• Data items:
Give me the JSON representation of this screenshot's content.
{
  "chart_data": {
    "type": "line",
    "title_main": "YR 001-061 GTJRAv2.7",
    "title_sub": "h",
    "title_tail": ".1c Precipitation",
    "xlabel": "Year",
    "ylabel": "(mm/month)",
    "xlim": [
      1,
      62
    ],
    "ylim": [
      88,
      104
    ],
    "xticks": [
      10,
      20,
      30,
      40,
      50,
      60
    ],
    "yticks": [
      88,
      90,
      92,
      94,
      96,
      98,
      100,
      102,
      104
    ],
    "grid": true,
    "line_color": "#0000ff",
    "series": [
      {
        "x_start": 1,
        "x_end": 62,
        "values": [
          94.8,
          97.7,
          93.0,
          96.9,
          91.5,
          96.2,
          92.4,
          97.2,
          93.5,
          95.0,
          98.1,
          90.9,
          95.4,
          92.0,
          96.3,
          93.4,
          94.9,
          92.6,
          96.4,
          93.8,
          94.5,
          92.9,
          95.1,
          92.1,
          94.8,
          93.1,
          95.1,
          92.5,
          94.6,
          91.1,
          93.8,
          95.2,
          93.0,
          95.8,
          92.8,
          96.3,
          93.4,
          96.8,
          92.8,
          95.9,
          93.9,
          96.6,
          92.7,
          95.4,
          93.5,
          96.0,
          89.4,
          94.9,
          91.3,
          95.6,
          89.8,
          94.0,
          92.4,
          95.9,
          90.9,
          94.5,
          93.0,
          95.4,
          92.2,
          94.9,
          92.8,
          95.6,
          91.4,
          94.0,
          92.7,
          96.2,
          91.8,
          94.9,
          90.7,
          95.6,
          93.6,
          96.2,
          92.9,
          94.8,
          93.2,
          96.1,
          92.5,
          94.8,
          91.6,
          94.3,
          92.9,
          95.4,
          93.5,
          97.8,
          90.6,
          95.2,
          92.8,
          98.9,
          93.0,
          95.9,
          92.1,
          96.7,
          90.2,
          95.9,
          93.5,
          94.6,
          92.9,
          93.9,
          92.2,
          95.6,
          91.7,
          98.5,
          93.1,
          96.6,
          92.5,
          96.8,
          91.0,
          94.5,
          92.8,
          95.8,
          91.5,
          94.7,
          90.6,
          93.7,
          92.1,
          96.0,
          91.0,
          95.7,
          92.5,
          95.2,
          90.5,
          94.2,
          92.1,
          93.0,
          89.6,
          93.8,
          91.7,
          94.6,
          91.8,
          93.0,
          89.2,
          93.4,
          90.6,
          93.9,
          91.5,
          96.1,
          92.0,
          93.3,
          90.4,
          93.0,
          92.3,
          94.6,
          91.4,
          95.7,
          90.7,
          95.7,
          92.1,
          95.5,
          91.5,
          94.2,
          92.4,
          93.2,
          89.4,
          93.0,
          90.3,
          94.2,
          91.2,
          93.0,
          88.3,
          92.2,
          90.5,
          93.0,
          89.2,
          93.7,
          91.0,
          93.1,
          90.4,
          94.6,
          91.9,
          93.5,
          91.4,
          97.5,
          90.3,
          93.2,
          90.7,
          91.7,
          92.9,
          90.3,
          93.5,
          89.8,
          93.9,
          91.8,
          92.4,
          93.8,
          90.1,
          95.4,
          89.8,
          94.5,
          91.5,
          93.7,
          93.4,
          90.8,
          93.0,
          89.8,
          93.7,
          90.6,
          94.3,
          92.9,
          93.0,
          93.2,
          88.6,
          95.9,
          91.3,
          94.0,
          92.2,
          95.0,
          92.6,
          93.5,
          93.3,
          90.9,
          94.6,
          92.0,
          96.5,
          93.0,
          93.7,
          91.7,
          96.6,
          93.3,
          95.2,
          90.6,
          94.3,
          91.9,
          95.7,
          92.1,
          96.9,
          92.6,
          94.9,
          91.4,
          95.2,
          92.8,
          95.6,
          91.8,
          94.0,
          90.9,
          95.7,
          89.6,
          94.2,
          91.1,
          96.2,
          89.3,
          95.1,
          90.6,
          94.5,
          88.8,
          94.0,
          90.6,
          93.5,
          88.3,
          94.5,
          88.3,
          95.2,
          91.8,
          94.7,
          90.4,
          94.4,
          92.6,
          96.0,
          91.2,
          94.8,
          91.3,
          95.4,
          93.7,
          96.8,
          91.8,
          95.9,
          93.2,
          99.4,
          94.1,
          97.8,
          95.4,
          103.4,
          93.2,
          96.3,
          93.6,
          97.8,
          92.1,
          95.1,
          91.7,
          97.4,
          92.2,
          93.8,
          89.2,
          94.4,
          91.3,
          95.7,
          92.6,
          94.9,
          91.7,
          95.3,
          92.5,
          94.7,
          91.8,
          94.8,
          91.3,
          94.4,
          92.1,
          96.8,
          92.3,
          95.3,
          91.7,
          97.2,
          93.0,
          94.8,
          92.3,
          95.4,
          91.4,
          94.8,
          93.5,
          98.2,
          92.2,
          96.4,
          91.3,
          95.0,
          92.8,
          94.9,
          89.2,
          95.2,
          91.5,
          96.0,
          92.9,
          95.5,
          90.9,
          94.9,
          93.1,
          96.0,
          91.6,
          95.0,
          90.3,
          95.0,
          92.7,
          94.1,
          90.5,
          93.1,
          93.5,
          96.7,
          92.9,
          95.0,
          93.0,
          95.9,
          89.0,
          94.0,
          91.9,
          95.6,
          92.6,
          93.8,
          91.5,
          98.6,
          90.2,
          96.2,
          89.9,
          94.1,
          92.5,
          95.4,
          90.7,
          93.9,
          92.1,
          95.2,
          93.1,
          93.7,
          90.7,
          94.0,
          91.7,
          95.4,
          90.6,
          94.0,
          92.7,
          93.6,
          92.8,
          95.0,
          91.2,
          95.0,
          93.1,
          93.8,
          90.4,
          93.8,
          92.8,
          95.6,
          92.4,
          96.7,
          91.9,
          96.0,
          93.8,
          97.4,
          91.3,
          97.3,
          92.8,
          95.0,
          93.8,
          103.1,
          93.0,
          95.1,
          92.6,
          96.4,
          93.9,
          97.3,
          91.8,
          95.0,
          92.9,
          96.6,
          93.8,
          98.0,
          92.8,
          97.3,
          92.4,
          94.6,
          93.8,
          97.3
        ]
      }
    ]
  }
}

• Work to be completed: Restate the data above word for word.

• In response:
Give me the JSON representation of this screenshot's content.
{
  "chart_data": {
    "type": "line",
    "title_main": "YR 001-061 GTJRAv2.7",
    "title_sub": "h",
    "title_tail": ".1c Precipitation",
    "xlabel": "Year",
    "ylabel": "(mm/month)",
    "xlim": [
      1,
      62
    ],
    "ylim": [
      88,
      104
    ],
    "xticks": [
      10,
      20,
      30,
      40,
      50,
      60
    ],
    "yticks": [
      88,
      90,
      92,
      94,
      96,
      98,
      100,
      102,
      104
    ],
    "grid": true,
    "line_color": "#0000ff",
    "series": [
      {
        "x_start": 1,
        "x_end": 62,
        "values": [
          94.8,
          97.7,
          93.0,
          96.9,
          91.5,
          96.2,
          92.4,
          97.2,
          93.5,
          95.0,
          98.1,
          90.9,
          95.4,
          92.0,
          96.3,
          93.4,
          94.9,
          92.6,
          96.4,
          93.8,
          94.5,
          92.9,
          95.1,
          92.1,
          94.8,
          93.1,
          95.1,
          92.5,
          94.6,
          91.1,
          93.8,
          95.2,
          93.0,
          95.8,
          92.8,
          96.3,
          93.4,
          96.8,
          92.8,
          95.9,
          93.9,
          96.6,
          92.7,
          95.4,
          93.5,
          96.0,
          89.4,
          94.9,
          91.3,
          95.6,
          89.8,
          94.0,
          92.4,
          95.9,
          90.9,
          94.5,
          93.0,
          95.4,
          92.2,
          94.9,
          92.8,
          95.6,
          91.4,
          94.0,
          92.7,
          96.2,
          91.8,
          94.9,
          90.7,
          95.6,
          93.6,
          96.2,
          92.9,
          94.8,
          93.2,
          96.1,
          92.5,
          94.8,
          91.6,
          94.3,
          92.9,
          95.4,
          93.5,
          97.8,
          90.6,
          95.2,
          92.8,
          98.9,
          93.0,
          95.9,
          92.1,
          96.7,
          90.2,
          95.9,
          93.5,
          94.6,
          92.9,
          93.9,
          92.2,
          95.6,
          91.7,
          98.5,
          93.1,
          96.6,
          92.5,
          96.8,
          91.0,
          94.5,
          92.8,
          95.8,
          91.5,
          94.7,
          90.6,
          93.7,
          92.1,
          96.0,
          91.0,
          95.7,
          92.5,
          95.2,
          90.5,
          94.2,
          92.1,
          93.0,
          89.6,
          93.8,
          91.7,
          94.6,
          91.8,
          93.0,
          89.2,
          93.4,
          90.6,
          93.9,
          91.5,
          96.1,
          92.0,
          93.3,
          90.4,
          93.0,
          92.3,
          94.6,
          91.4,
          95.7,
          90.7,
          95.7,
          92.1,
          95.5,
          91.5,
          94.2,
          92.4,
          93.2,
          89.4,
          93.0,
          90.3,
          94.2,
          91.2,
          93.0,
          88.3,
          92.2,
          90.5,
          93.0,
          89.2,
          93.7,
          91.0,
          93.1,
          90.4,
          94.6,
          91.9,
          93.5,
          91.4,
          97.5,
          90.3,
          93.2,
          90.7,
          91.7,
          92.9,
          90.3,
          93.5,
          89.8,
          93.9,
          91.8,
          92.4,
          93.8,
          90.1,
          95.4,
          89.8,
          94.5,
          91.5,
          93.7,
          93.4,
          90.8,
          93.0,
          89.8,
          93.7,
          90.6,
          94.3,
          92.9,
          93.0,
          93.2,
          88.6,
          95.9,
          91.3,
          94.0,
          92.2,
          95.0,
          92.6,
          93.5,
          93.3,
          90.9,
          94.6,
          92.0,
          96.5,
          93.0,
          93.7,
          91.7,
          96.6,
          93.3,
          95.2,
          90.6,
          94.3,
          91.9,
          95.7,
          92.1,
          96.9,
          92.6,
          94.9,
          91.4,
          95.2,
          92.8,
          95.6,
          91.8,
          94.0,
          90.9,
          95.7,
          89.6,
          94.2,
          91.1,
          96.2,
          89.3,
          95.1,
          90.6,
          94.5,
          88.8,
          94.0,
          90.6,
          93.5,
          88.3,
          94.5,
          88.3,
          95.2,
          91.8,
          94.7,
          90.4,
          94.4,
          92.6,
          96.0,
          91.2,
          94.8,
          91.3,
          95.4,
          93.7,
          96.8,
          91.8,
          95.9,
          93.2,
          99.4,
          94.1,
          97.8,
          95.4,
          103.4,
          93.2,
          96.3,
          93.6,
          97.8,
          92.1,
          95.1,
          91.7,
          97.4,
          92.2,
          93.8,
          89.2,
          94.4,
          91.3,
          95.7,
          92.6,
          94.9,
          91.7,
          95.3,
          92.5,
          94.7,
          91.8,
          94.8,
          91.3,
          94.4,
          92.1,
          96.8,
          92.3,
          95.3,
          91.7,
          97.2,
          93.0,
          94.8,
          92.3,
          95.4,
          91.4,
          94.8,
          93.5,
          98.2,
          92.2,
          96.4,
          91.3,
          95.0,
          92.8,
          94.9,
          89.2,
          95.2,
          91.5,
          96.0,
          92.9,
          95.5,
          90.9,
          94.9,
          93.1,
          96.0,
          91.6,
          95.0,
          90.3,
          95.0,
          92.7,
          94.1,
          90.5,
          93.1,
          93.5,
          96.7,
          92.9,
          95.0,
          93.0,
          95.9,
          89.0,
          94.0,
          91.9,
          95.6,
          92.6,
          93.8,
          91.5,
          98.6,
          90.2,
          96.2,
          89.9,
          94.1,
          92.5,
          95.4,
          90.7,
          93.9,
          92.1,
          95.2,
          93.1,
          93.7,
          90.7,
          94.0,
          91.7,
          95.4,
          90.6,
          94.0,
          92.7,
          93.6,
          92.8,
          95.0,
          91.2,
          95.0,
          93.1,
          93.8,
          90.4,
          93.8,
          92.8,
          95.6,
          92.4,
          96.7,
          91.9,
          96.0,
          93.8,
          97.4,
          91.3,
          97.3,
          92.8,
          95.0,
          93.8,
          103.1,
          93.0,
          95.1,
          92.6,
          96.4,
          93.9,
          97.3,
          91.8,
          95.0,
          92.9,
          96.6,
          93.8,
          98.0,
          92.8,
          97.3,
          92.4,
          94.6,
          93.8,
          97.3
        ]
      }
    ]
  }
}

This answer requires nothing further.